Saved entries

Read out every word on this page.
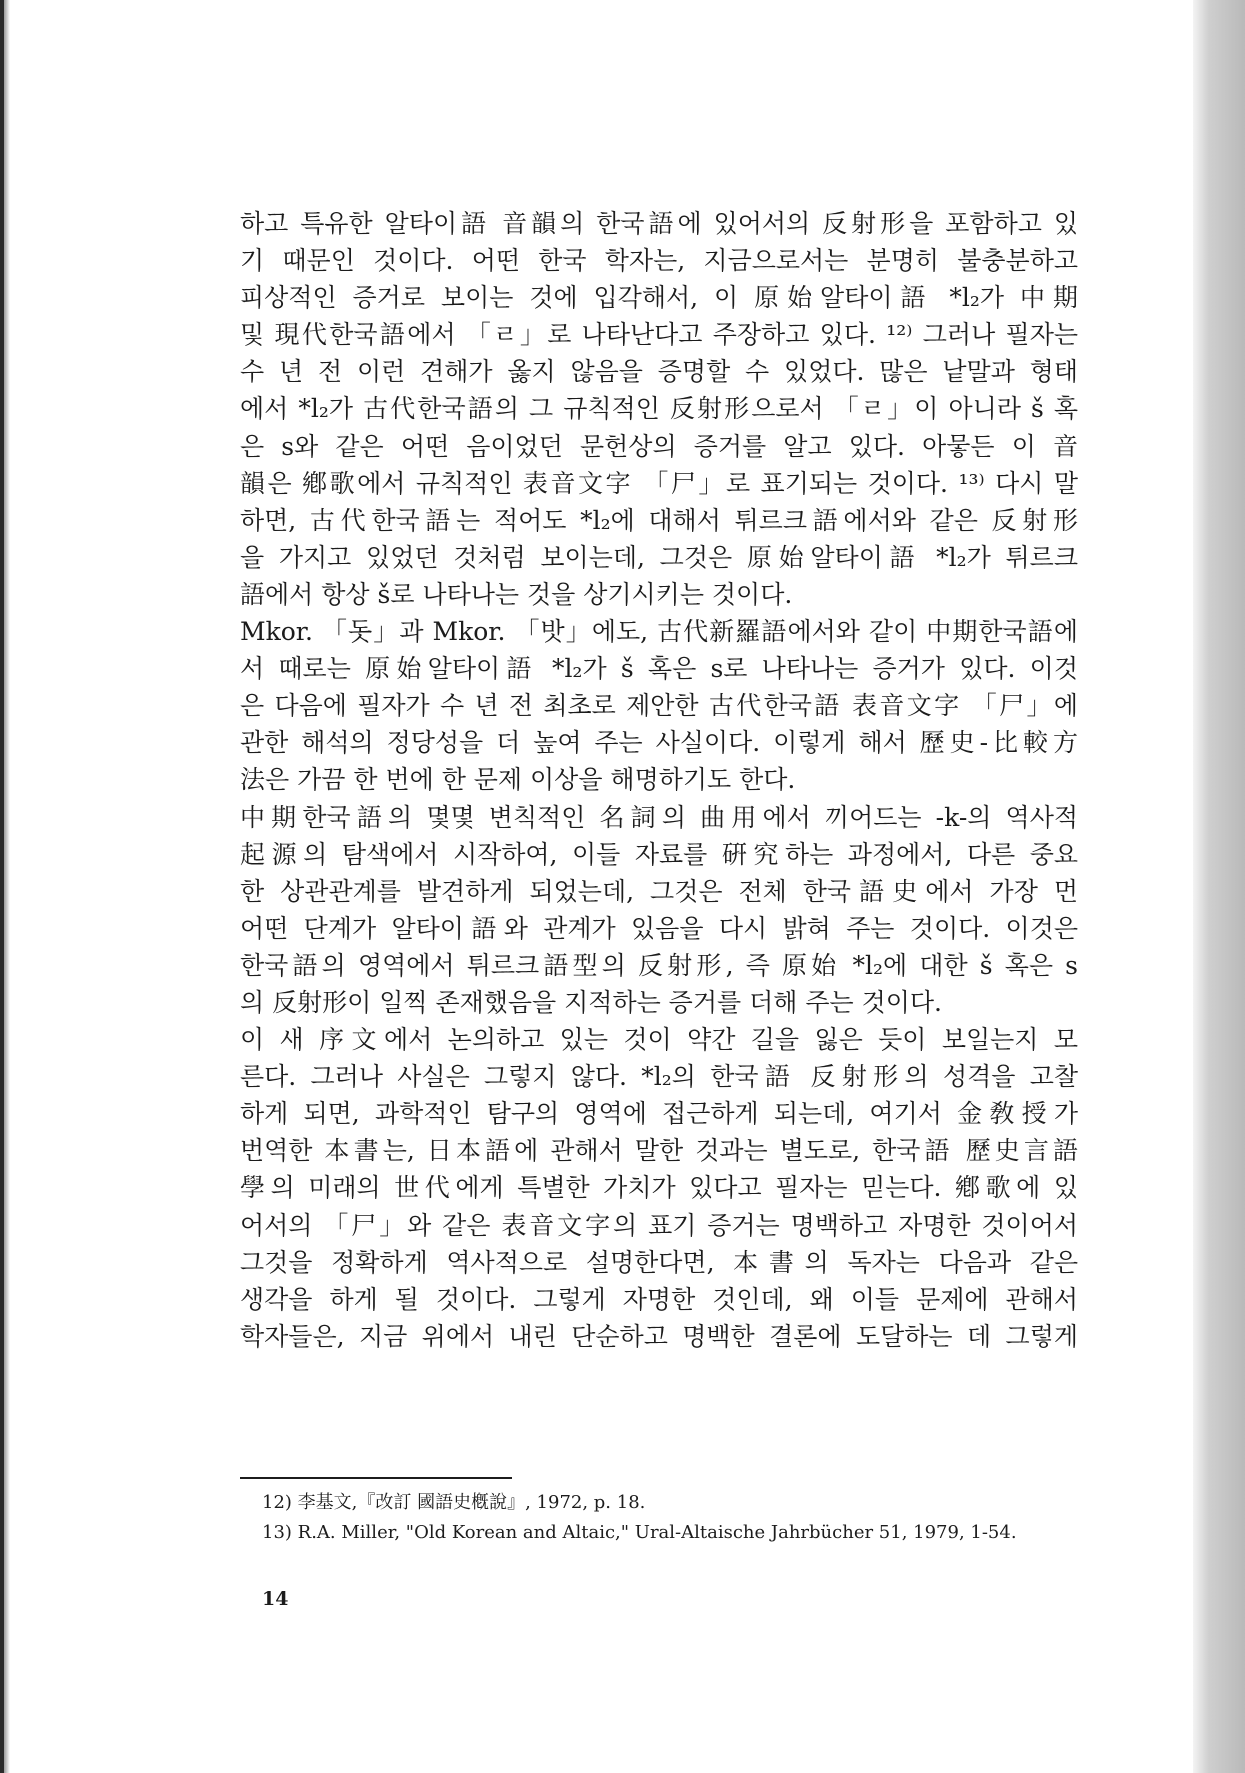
하고 특유한 알타이語 音韻의 한국語에 있어서의 反射形을 포함하고 있
기 때문인 것이다. 어떤 한국 학자는, 지금으로서는 분명히 불충분하고
피상적인 증거로 보이는 것에 입각해서, 이 原始알타이語 *l₂가 中期
및 現代한국語에서 「ㄹ」로 나타난다고 주장하고 있다. ¹²⁾ 그러나 필자는
수 년 전 이런 견해가 옳지 않음을 증명할 수 있었다. 많은 낱말과 형태
에서 *l₂가 古代한국語의 그 규칙적인 反射形으로서 「ㄹ」이 아니라 š 혹
은 s와 같은 어떤 음이었던 문헌상의 증거를 알고 있다. 아뭏든 이 音
韻은 鄕歌에서 규칙적인 表音文字 「尸」로 표기되는 것이다. ¹³⁾ 다시 말
하면, 古代한국語는 적어도 *l₂에 대해서 튀르크語에서와 같은 反射形
을 가지고 있었던 것처럼 보이는데, 그것은 原始알타이語 *l₂가 튀르크
語에서 항상 š로 나타나는 것을 상기시키는 것이다.
Mkor. 「돗」과 Mkor. 「밧」에도, 古代新羅語에서와 같이 中期한국語에
서 때로는 原始알타이語 *l₂가 š 혹은 s로 나타나는 증거가 있다. 이것
은 다음에 필자가 수 년 전 최초로 제안한 古代한국語 表音文字 「尸」에
관한 해석의 정당성을 더 높여 주는 사실이다. 이렇게 해서 歷史-比較方
法은 가끔 한 번에 한 문제 이상을 해명하기도 한다.
中期한국語의 몇몇 변칙적인 名詞의 曲用에서 끼어드는 -k-의 역사적
起源의 탐색에서 시작하여, 이들 자료를 硏究하는 과정에서, 다른 중요
한 상관관계를 발견하게 되었는데, 그것은 전체 한국語史에서 가장 먼
어떤 단계가 알타이語와 관계가 있음을 다시 밝혀 주는 것이다. 이것은
한국語의 영역에서 튀르크語型의 反射形, 즉 原始 *l₂에 대한 š 혹은 s
의 反射形이 일찍 존재했음을 지적하는 증거를 더해 주는 것이다.
이 새 序文에서 논의하고 있는 것이 약간 길을 잃은 듯이 보일는지 모
른다. 그러나 사실은 그렇지 않다. *l₂의 한국語 反射形의 성격을 고찰
하게 되면, 과학적인 탐구의 영역에 접근하게 되는데, 여기서 金敎授가
번역한 本書는, 日本語에 관해서 말한 것과는 별도로, 한국語 歷史言語
學의 미래의 世代에게 특별한 가치가 있다고 필자는 믿는다. 鄕歌에 있
어서의 「尸」와 같은 表音文字의 표기 증거는 명백하고 자명한 것이어서
그것을 정확하게 역사적으로 설명한다면, 本書의 독자는 다음과 같은
생각을 하게 될 것이다. 그렇게 자명한 것인데, 왜 이들 문제에 관해서
학자들은, 지금 위에서 내린 단순하고 명백한 결론에 도달하는 데 그렇게
12) 李基文,『改訂 國語史槪說』, 1972, p. 18.
13) R.A. Miller, "Old Korean and Altaic," Ural-Altaische Jahrbücher 51, 1979, 1-54.
14
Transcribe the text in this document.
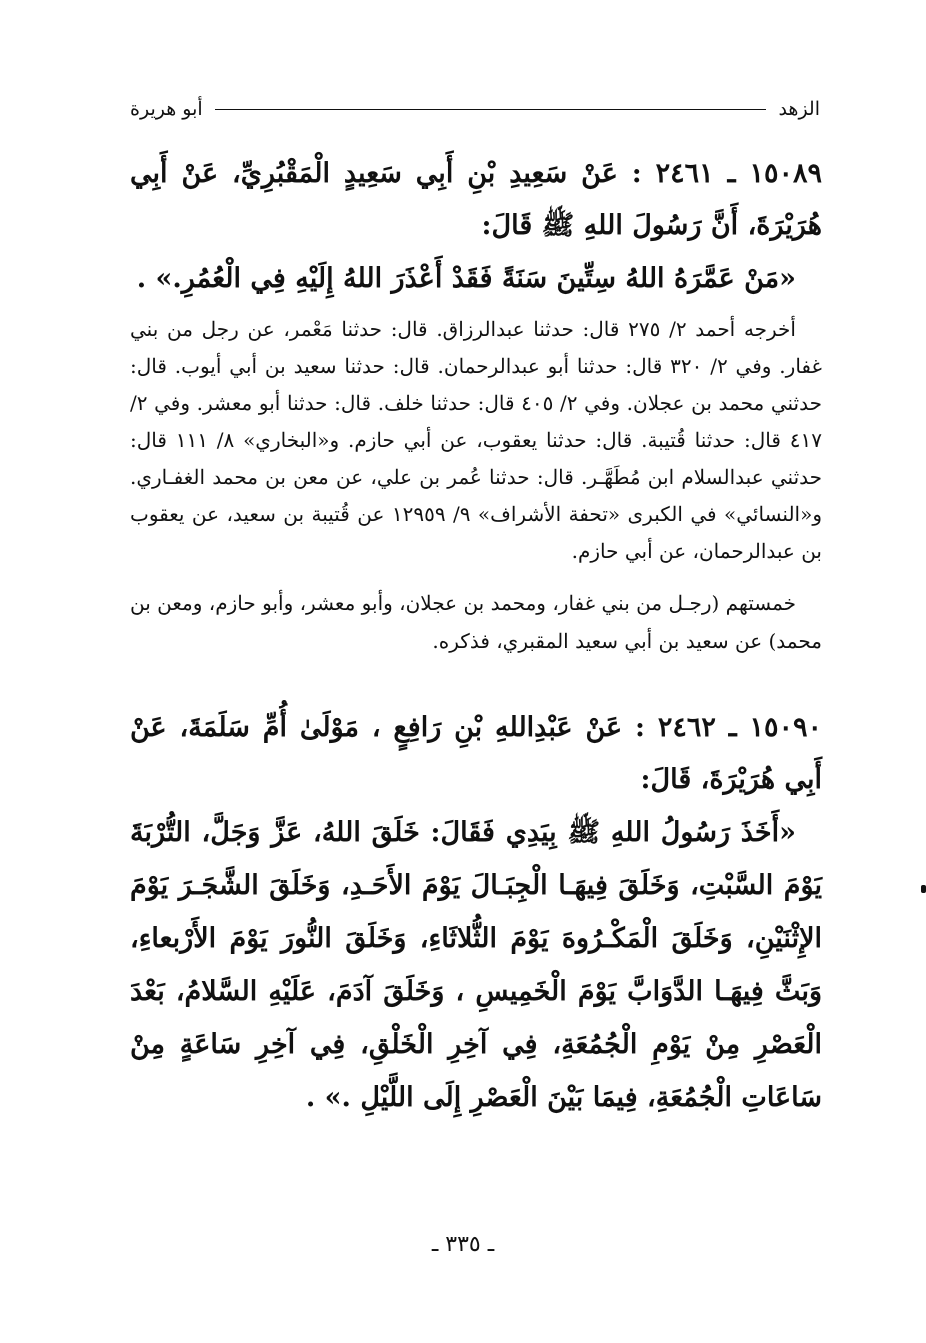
الزهد
أبو هريرة

١٥٠٨٩ ـ ٢٤٦١ : عَنْ سَعِيدِ بْنِ أَبِي سَعِيدٍ الْمَقْبُرِيِّ، عَنْ أَبِي هُرَيْرَةَ، أَنَّ رَسُولَ اللهِ ﷺ قَالَ:

«مَنْ عَمَّرَهُ اللهُ سِتِّينَ سَنَةً فَقَدْ أَعْذَرَ اللهُ إِلَيْهِ فِي الْعُمُرِ.» .

أخرجه أحمد ٢/ ٢٧٥ قال: حدثنا عبدالرزاق. قال: حدثنا مَعْمر، عن رجل من بني غفار. وفي ٢/ ٣٢٠ قال: حدثنا أبو عبدالرحمان. قال: حدثنا سعيد بن أبي أيوب. قال: حدثني محمد بن عجلان. وفي ٢/ ٤٠٥ قال: حدثنا خلف. قال: حدثنا أبو معشر. وفي ٢/ ٤١٧ قال: حدثنا قُتيبة. قال: حدثنا يعقوب، عن أبي حازم. و«البخاري» ٨/ ١١١ قال: حدثني عبدالسلام ابن مُطَهَّـر. قال: حدثنا عُمر بن علي، عن معن بن محمد الغفـاري. و«النسائي» في الكبرى «تحفة الأشراف» ٩/ ١٢٩٥٩ عن قُتيبة بن سعيد، عن يعقوب بن عبدالرحمان، عن أبي حازم.

خمستهم (رجـل من بني غفار، ومحمد بن عجلان، وأبو معشر، وأبو حازم، ومعن بن محمد) عن سعيد بن أبي سعيد المقبري، فذكره.

١٥٠٩٠ ـ ٢٤٦٢ : عَنْ عَبْدِاللهِ بْنِ رَافِعٍ ، مَوْلَىٰ أُمِّ سَلَمَةَ، عَنْ أَبِي هُرَيْرَةَ، قَالَ:

«أَخَذَ رَسُولُ اللهِ ﷺ بِيَدِي فَقَالَ: خَلَقَ اللهُ، عَزَّ وَجَلَّ، التُّرْبَةَ يَوْمَ السَّبْتِ، وَخَلَقَ فِيهَـا الْجِبَـالَ يَوْمَ الأَحَـدِ، وَخَلَقَ الشَّجَـرَ يَوْمَ الإِثْنَيْنِ، وَخَلَقَ الْمَكْـرُوهَ يَوْمَ الثُّلاثَاءِ، وَخَلَقَ النُّورَ يَوْمَ الأَرْبعاءِ، وَبَثَّ فِيهَـا الدَّوَابَّ يَوْمَ الْخَمِيسِ ، وَخَلَقَ آدَمَ، عَلَيْهِ السَّلامُ، بَعْدَ الْعَصْرِ مِنْ يَوْمِ الْجُمُعَةِ، فِي آخِرِ الْخَلْقِ، فِي آخِرِ سَاعَةٍ مِنْ سَاعَاتِ الْجُمُعَةِ، فِيمَا بَيْنَ الْعَصْرِ إِلَى اللَّيْلِ .» .

ـ ٣٣٥ ـ
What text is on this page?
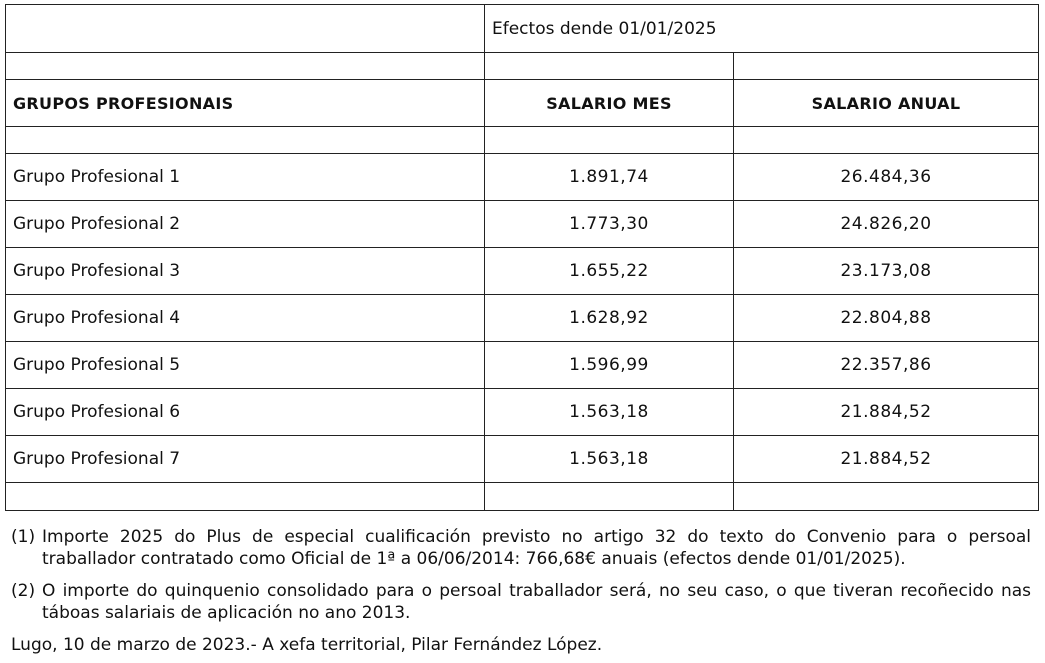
	Efectos dende 01/01/2025	

GRUPOS PROFESIONAIS	SALARIO MES	SALARIO ANUAL

Grupo Profesional 1	1.891,74	26.484,36
Grupo Profesional 2	1.773,30	24.826,20
Grupo Profesional 3	1.655,22	23.173,08
Grupo Profesional 4	1.628,92	22.804,88
Grupo Profesional 5	1.596,99	22.357,86
Grupo Profesional 6	1.563,18	21.884,52
Grupo Profesional 7	1.563,18	21.884,52

(1) Importe 2025 do Plus de especial cualificación previsto no artigo 32 do texto do Convenio para o persoal traballador contratado como Oficial de 1ª a 06/06/2014: 766,68€ anuais (efectos dende 01/01/2025).
(2) O importe do quinquenio consolidado para o persoal traballador será, no seu caso, o que tiveran recoñecido nas táboas salariais de aplicación no ano 2013.
Lugo, 10 de marzo de 2023.- A xefa territorial, Pilar Fernández López.
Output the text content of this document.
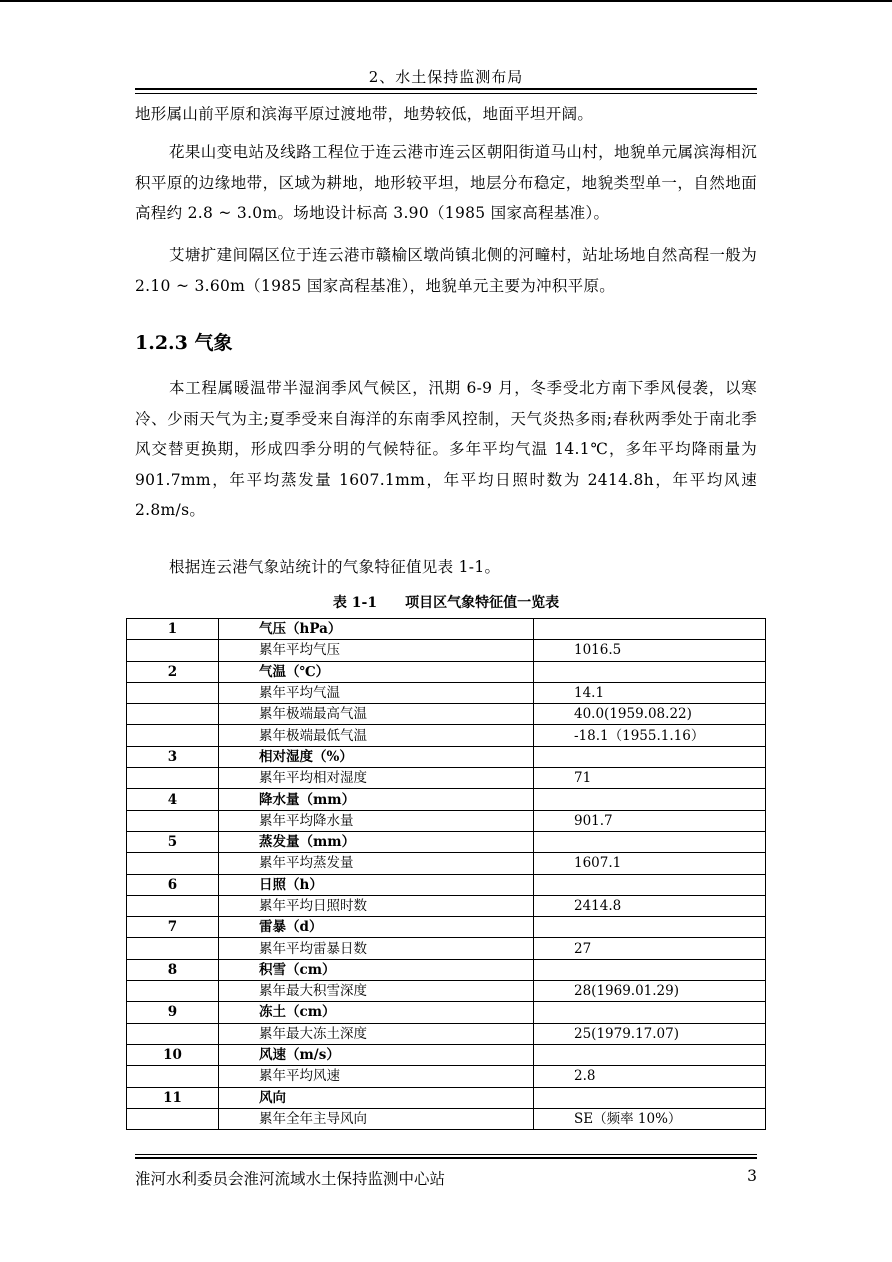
2、水土保持监测布局

地形属山前平原和滨海平原过渡地带，地势较低，地面平坦开阔。

花果山变电站及线路工程位于连云港市连云区朝阳街道马山村，地貌单元属滨海相沉积平原的边缘地带，区域为耕地，地形较平坦，地层分布稳定，地貌类型单一，自然地面高程约 2.8 ~ 3.0m。场地设计标高 3.90（1985 国家高程基准）。

艾塘扩建间隔区位于连云港市赣榆区墩尚镇北侧的河疃村，站址场地自然高程一般为 2.10 ~ 3.60m（1985 国家高程基准），地貌单元主要为冲积平原。

1.2.3 气象

本工程属暖温带半湿润季风气候区，汛期 6-9 月，冬季受北方南下季风侵袭，以寒冷、少雨天气为主;夏季受来自海洋的东南季风控制，天气炎热多雨;春秋两季处于南北季风交替更换期，形成四季分明的气候特征。多年平均气温 14.1℃，多年平均降雨量为 901.7mm，年平均蒸发量 1607.1mm，年平均日照时数为 2414.8h，年平均风速 2.8m/s。

根据连云港气象站统计的气象特征值见表 1-1。

表 1-1　　项目区气象特征值一览表
1	气压（hPa）	
	累年平均气压	1016.5
2	气温（℃）	
	累年平均气温	14.1
	累年极端最高气温	40.0(1959.08.22)
	累年极端最低气温	-18.1（1955.1.16）
3	相对湿度（%）	
	累年平均相对湿度	71
4	降水量（mm）	
	累年平均降水量	901.7
5	蒸发量（mm）	
	累年平均蒸发量	1607.1
6	日照（h）	
	累年平均日照时数	2414.8
7	雷暴（d）	
	累年平均雷暴日数	27
8	积雪（cm）	
	累年最大积雪深度	28(1969.01.29)
9	冻土（cm）	
	累年最大冻土深度	25(1979.17.07)
10	风速（m/s）	
	累年平均风速	2.8
11	风向	
	累年全年主导风向	SE（频率 10%）
淮河水利委员会淮河流域水土保持监测中心站	3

__Task to complete__. Take the line containing "Output the text content of this document." as the first line and the last line of the data above as the final one, and output exactly the lines between them, inclusive, with no pictures.

__Answer__.
Output the text content of this document.
2、水土保持监测布局

地形属山前平原和滨海平原过渡地带，地势较低，地面平坦开阔。

花果山变电站及线路工程位于连云港市连云区朝阳街道马山村，地貌单元属滨海相沉积平原的边缘地带，区域为耕地，地形较平坦，地层分布稳定，地貌类型单一，自然地面高程约 2.8 ~ 3.0m。场地设计标高 3.90（1985 国家高程基准）。

艾塘扩建间隔区位于连云港市赣榆区墩尚镇北侧的河疃村，站址场地自然高程一般为 2.10 ~ 3.60m（1985 国家高程基准），地貌单元主要为冲积平原。

1.2.3 气象

本工程属暖温带半湿润季风气候区，汛期 6-9 月，冬季受北方南下季风侵袭，以寒冷、少雨天气为主;夏季受来自海洋的东南季风控制，天气炎热多雨;春秋两季处于南北季风交替更换期，形成四季分明的气候特征。多年平均气温 14.1℃，多年平均降雨量为 901.7mm，年平均蒸发量 1607.1mm，年平均日照时数为 2414.8h，年平均风速 2.8m/s。

根据连云港气象站统计的气象特征值见表 1-1。

表 1-1　　项目区气象特征值一览表
1	气压（hPa）	
	累年平均气压	1016.5
2	气温（℃）	
	累年平均气温	14.1
	累年极端最高气温	40.0(1959.08.22)
	累年极端最低气温	-18.1（1955.1.16）
3	相对湿度（%）	
	累年平均相对湿度	71
4	降水量（mm）	
	累年平均降水量	901.7
5	蒸发量（mm）	
	累年平均蒸发量	1607.1
6	日照（h）	
	累年平均日照时数	2414.8
7	雷暴（d）	
	累年平均雷暴日数	27
8	积雪（cm）	
	累年最大积雪深度	28(1969.01.29)
9	冻土（cm）	
	累年最大冻土深度	25(1979.17.07)
10	风速（m/s）	
	累年平均风速	2.8
11	风向	
	累年全年主导风向	SE（频率 10%）
淮河水利委员会淮河流域水土保持监测中心站	3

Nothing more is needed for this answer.